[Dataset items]
· · · · · · ·

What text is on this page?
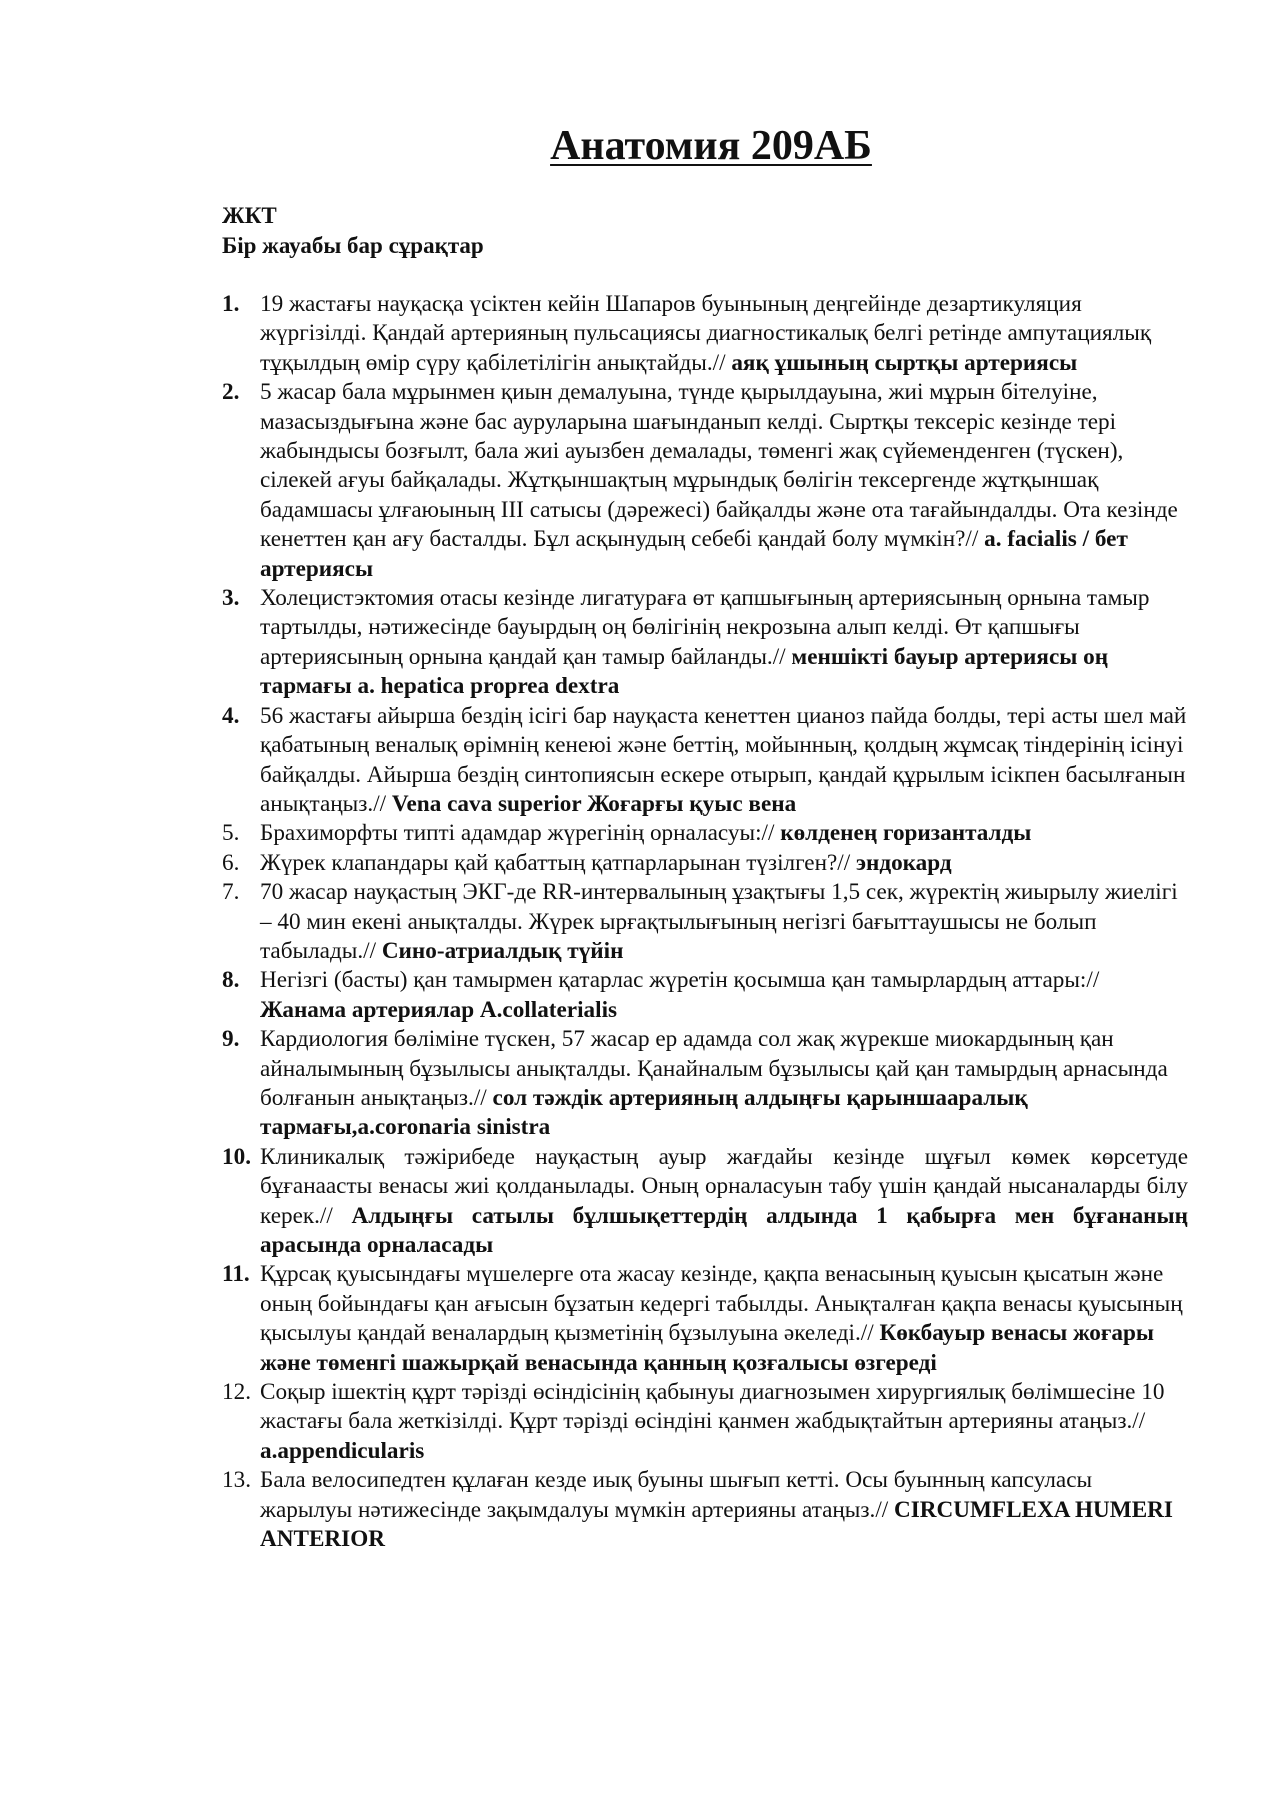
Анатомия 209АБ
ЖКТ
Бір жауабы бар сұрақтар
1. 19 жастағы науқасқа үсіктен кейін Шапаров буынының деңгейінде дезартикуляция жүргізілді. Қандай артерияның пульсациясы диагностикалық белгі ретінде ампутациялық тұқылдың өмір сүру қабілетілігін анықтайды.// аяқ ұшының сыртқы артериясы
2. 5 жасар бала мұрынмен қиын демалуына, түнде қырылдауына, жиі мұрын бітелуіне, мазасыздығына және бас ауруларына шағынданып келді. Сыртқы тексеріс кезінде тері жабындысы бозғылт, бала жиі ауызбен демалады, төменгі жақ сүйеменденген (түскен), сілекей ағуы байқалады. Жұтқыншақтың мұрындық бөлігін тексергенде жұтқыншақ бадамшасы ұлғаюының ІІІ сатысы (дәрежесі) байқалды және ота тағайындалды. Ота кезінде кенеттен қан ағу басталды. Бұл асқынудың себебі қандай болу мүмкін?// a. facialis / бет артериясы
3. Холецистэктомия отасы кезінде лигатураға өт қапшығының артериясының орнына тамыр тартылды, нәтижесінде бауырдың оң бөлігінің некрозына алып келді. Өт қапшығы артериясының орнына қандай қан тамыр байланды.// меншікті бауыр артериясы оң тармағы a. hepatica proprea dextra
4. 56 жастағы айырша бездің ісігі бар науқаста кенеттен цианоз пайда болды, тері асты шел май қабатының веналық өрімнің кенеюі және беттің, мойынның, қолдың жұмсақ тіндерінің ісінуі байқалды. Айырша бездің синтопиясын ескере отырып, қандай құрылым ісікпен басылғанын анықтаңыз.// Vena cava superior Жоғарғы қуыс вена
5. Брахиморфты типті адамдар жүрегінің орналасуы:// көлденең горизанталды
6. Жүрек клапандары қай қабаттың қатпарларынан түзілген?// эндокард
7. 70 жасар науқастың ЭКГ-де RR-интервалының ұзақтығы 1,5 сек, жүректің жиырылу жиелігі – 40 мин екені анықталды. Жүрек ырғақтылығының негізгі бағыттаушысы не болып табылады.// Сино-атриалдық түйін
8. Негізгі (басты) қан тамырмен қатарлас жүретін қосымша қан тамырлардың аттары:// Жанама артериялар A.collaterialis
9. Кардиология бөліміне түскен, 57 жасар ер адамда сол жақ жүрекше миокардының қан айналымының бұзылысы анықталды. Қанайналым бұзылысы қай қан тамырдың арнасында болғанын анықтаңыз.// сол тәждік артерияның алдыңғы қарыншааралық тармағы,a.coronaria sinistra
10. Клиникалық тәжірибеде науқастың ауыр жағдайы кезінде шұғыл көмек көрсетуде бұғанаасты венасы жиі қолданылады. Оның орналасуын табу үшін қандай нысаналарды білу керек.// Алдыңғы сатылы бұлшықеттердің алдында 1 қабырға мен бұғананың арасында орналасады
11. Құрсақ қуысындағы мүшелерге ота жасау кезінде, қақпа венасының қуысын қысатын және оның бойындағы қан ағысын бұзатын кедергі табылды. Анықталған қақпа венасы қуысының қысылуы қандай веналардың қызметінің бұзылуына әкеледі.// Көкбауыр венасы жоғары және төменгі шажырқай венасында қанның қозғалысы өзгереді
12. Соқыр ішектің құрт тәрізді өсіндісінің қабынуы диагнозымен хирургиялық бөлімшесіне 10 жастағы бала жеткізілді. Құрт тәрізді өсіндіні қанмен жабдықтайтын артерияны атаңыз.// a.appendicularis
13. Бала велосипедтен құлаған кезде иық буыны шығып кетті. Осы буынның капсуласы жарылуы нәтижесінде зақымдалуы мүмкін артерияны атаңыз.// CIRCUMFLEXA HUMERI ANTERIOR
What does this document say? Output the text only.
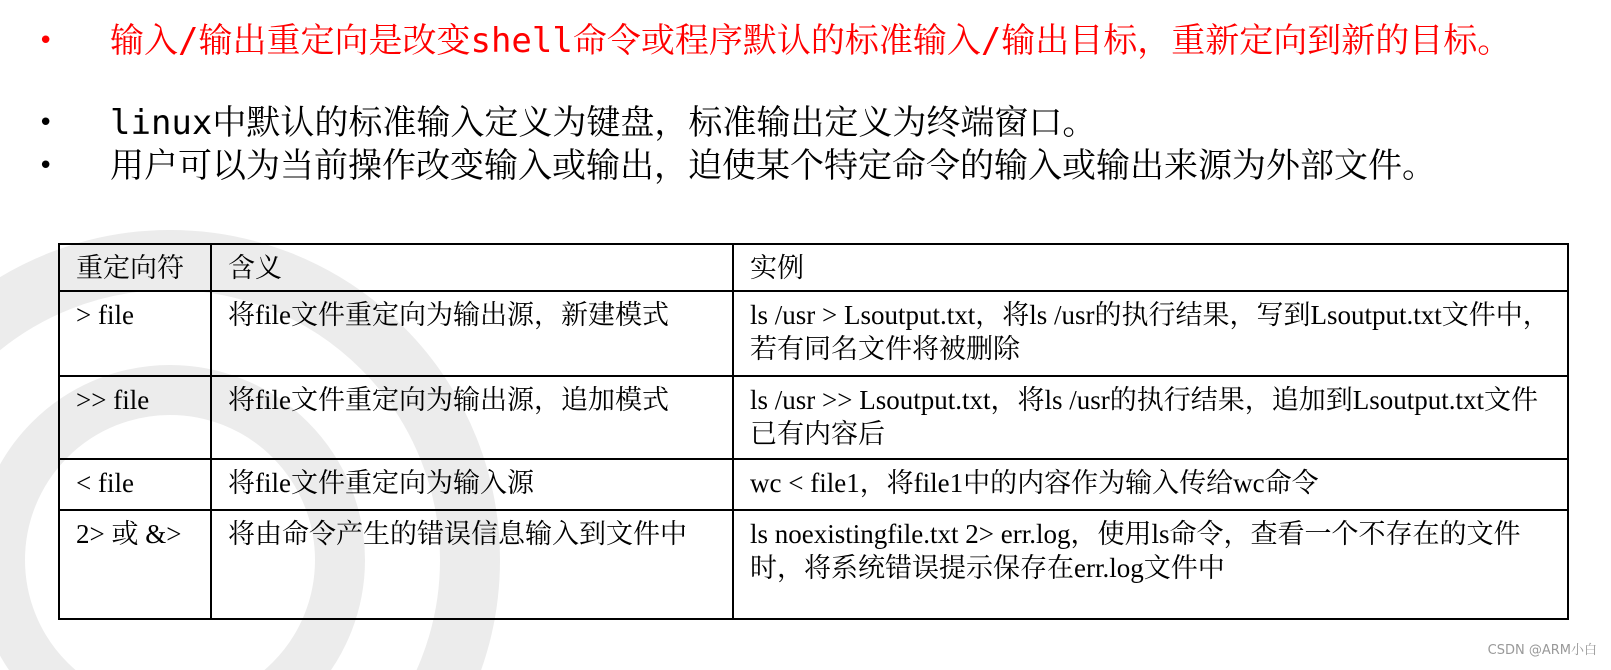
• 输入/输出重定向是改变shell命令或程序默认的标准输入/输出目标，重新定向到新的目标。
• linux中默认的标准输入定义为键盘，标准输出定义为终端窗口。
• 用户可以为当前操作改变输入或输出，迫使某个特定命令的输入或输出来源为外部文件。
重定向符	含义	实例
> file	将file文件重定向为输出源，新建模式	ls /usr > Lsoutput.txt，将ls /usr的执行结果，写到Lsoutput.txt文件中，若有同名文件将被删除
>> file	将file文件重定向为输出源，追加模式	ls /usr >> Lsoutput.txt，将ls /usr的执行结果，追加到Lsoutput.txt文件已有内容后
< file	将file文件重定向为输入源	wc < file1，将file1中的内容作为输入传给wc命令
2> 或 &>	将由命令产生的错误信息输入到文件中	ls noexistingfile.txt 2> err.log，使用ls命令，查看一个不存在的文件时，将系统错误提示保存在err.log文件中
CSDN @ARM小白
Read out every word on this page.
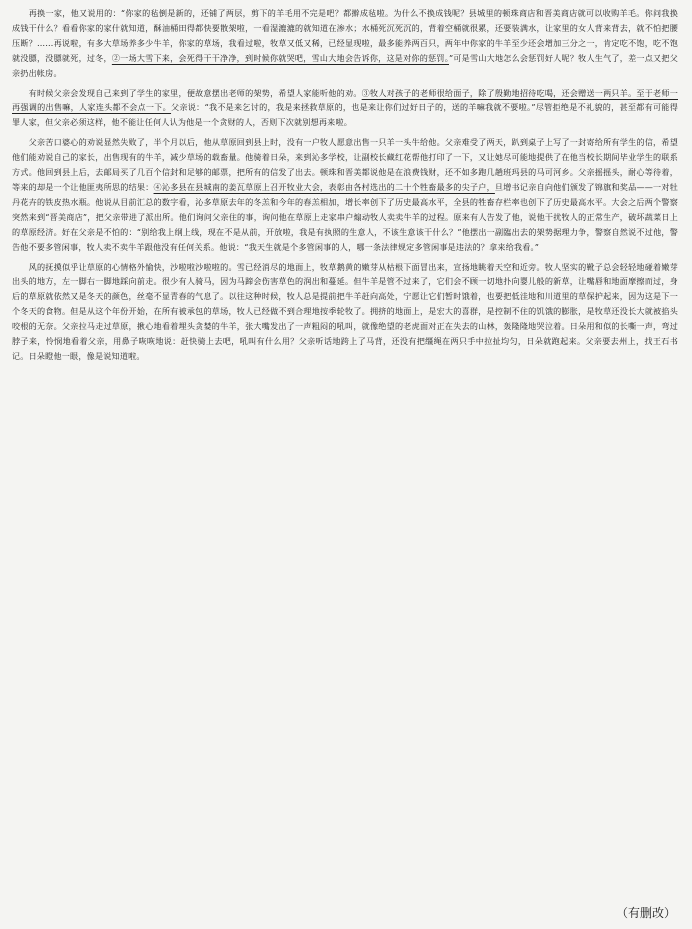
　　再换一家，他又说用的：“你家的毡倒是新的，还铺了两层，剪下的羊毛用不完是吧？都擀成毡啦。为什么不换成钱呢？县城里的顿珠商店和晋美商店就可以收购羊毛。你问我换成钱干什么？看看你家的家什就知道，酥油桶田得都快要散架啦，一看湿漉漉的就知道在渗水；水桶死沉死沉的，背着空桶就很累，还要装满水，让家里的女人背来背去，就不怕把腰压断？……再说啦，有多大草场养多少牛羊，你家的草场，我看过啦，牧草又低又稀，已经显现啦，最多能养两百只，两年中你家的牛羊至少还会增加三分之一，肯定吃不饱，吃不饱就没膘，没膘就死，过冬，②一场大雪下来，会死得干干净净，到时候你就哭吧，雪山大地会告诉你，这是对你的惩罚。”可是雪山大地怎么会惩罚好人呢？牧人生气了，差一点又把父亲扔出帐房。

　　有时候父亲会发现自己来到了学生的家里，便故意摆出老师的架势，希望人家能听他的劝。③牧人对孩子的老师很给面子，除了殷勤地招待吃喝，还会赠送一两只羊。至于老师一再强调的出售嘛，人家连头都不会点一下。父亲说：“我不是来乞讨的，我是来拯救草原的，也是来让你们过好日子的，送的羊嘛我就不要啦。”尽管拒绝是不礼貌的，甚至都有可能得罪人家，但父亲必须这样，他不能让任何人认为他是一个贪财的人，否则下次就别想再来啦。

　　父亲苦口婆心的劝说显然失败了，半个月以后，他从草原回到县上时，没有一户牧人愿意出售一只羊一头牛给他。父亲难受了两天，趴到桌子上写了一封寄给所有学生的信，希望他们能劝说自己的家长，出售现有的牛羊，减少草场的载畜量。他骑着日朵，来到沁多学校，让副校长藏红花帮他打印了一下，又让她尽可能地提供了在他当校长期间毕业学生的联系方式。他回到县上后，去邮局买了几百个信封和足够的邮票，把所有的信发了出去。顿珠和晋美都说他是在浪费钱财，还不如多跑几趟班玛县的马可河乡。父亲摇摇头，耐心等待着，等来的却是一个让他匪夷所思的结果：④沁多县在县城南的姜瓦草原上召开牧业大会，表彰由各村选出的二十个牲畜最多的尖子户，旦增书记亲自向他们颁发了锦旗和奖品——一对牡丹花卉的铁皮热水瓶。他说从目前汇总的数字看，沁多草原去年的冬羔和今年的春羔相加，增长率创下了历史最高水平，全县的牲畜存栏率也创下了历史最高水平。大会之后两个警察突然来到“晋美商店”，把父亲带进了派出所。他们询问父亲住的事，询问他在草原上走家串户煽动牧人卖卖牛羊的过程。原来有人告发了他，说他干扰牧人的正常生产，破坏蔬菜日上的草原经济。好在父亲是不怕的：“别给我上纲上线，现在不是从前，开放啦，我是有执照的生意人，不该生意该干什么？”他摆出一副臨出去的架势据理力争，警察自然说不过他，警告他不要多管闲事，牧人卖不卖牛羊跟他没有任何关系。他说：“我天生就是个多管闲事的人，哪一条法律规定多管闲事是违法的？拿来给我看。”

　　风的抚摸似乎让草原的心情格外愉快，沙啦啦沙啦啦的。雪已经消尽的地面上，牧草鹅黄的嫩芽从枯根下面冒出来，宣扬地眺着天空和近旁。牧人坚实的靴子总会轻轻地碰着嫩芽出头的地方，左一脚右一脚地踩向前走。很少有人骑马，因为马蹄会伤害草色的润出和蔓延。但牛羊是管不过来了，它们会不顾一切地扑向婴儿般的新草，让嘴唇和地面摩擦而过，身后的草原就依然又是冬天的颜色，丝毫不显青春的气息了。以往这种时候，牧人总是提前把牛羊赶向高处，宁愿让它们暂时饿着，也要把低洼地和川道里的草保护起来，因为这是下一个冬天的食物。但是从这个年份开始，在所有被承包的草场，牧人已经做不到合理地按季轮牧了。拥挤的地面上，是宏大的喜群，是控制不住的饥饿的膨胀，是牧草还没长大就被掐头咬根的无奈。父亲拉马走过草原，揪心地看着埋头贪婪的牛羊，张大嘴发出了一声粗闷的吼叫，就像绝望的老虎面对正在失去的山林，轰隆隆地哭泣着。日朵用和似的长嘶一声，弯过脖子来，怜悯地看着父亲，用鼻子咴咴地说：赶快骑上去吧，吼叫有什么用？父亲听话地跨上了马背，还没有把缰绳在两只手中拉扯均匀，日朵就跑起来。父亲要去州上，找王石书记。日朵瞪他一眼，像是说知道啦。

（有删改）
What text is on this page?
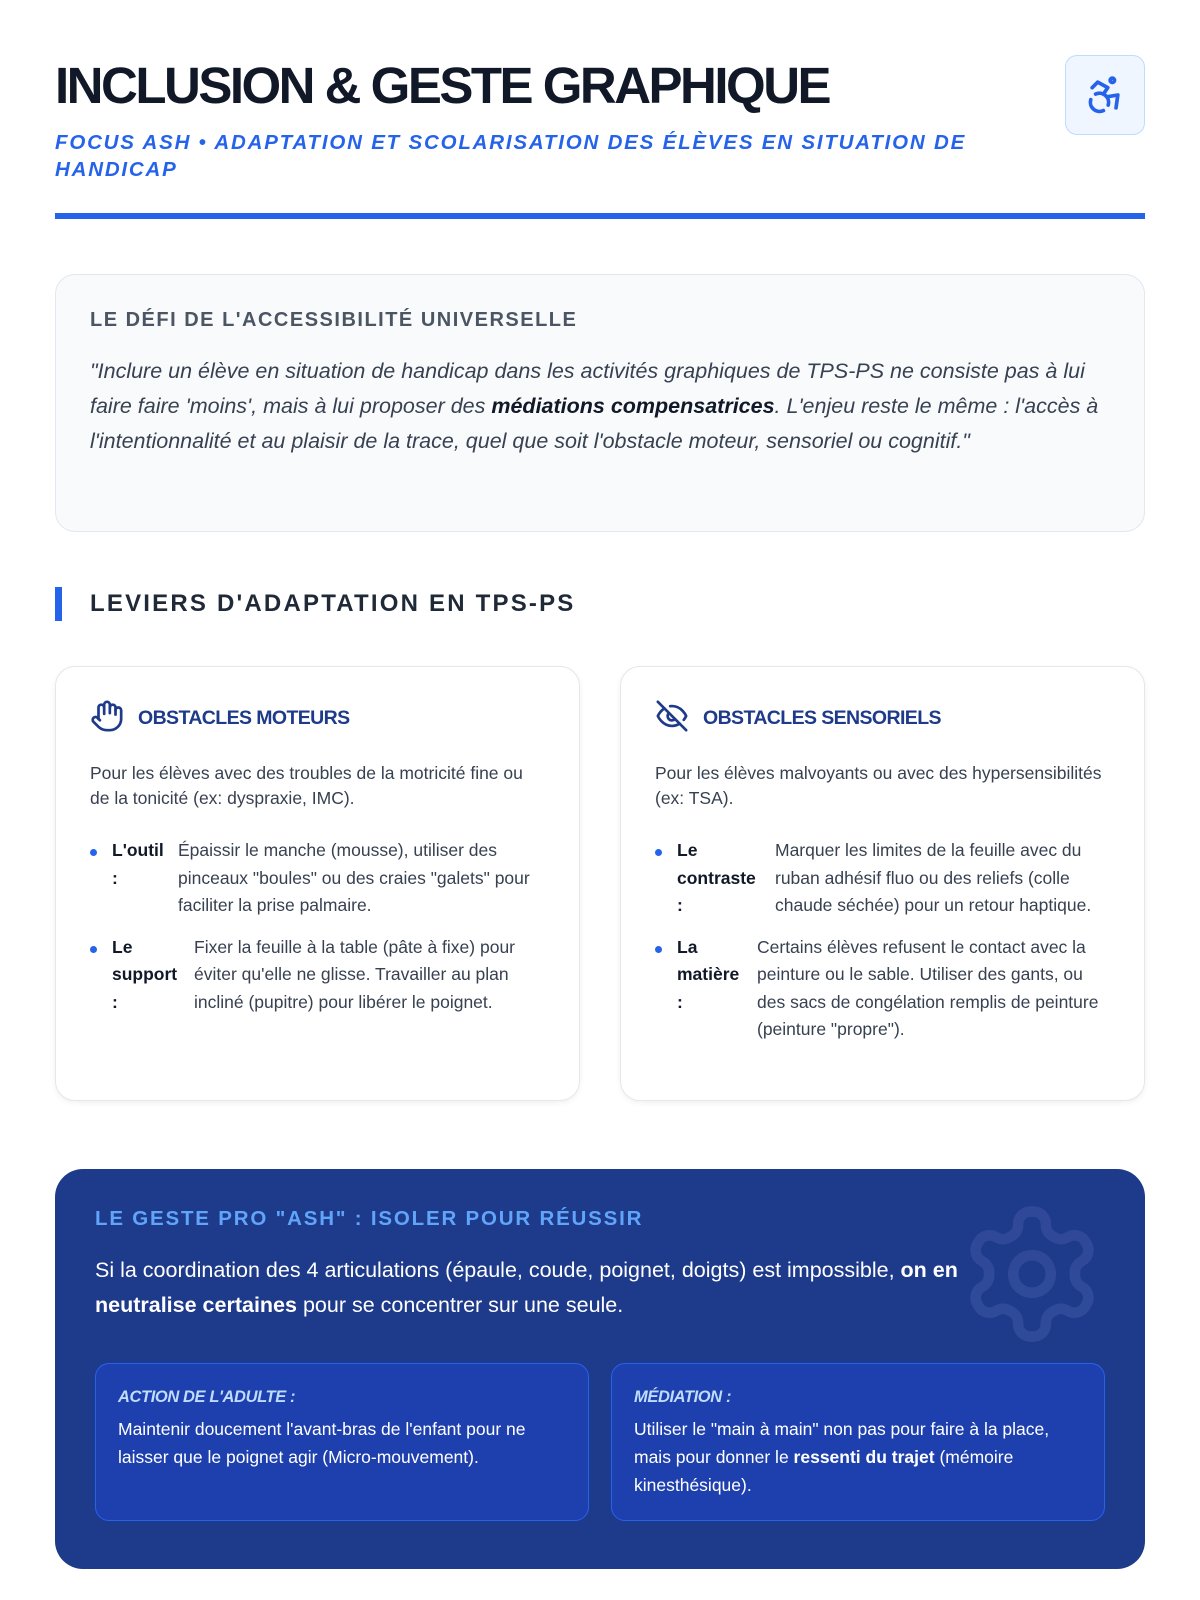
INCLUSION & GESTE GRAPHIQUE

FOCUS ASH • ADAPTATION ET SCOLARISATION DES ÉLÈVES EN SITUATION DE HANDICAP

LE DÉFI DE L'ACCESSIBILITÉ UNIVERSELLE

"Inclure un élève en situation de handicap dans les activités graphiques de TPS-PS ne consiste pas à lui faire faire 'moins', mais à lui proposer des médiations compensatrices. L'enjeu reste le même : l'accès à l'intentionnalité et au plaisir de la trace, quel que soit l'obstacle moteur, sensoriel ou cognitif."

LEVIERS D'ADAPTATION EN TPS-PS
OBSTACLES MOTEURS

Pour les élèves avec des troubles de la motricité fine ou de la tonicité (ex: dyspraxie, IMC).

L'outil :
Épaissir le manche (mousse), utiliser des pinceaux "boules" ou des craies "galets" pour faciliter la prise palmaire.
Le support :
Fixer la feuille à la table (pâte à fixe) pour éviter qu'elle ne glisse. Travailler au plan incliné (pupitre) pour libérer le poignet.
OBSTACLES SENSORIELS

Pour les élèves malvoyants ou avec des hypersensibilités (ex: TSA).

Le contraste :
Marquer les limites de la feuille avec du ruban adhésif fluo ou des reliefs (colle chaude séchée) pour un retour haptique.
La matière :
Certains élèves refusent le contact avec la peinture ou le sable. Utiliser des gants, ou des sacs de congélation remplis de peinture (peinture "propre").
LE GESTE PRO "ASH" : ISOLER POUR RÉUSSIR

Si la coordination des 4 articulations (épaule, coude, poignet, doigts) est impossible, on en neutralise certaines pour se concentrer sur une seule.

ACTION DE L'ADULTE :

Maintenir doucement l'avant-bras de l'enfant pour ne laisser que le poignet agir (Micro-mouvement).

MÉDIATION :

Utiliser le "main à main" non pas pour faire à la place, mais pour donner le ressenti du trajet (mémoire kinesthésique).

· · · · · · ·

Problem description: Single out each line of the records above with the string "атаңыз" in it, and copy it.

Correct answer:
12. Соқыр ішектің құрт тәрізді өсіндісінің қабынуы диагнозымен хирургиялық бөлімшесіне 10 жастағы бала жеткізілді. Құрт тәрізді өсіндіні қанмен жабдықтайтын артерияны атаңыз.// a.appendicularis
13. Бала велосипедтен құлаған кезде иық буыны шығып кетті. Осы буынның капсуласы жарылуы нәтижесінде зақымдалуы мүмкін артерияны атаңыз.// CIRCUMFLEXA HUMERI ANTERIOR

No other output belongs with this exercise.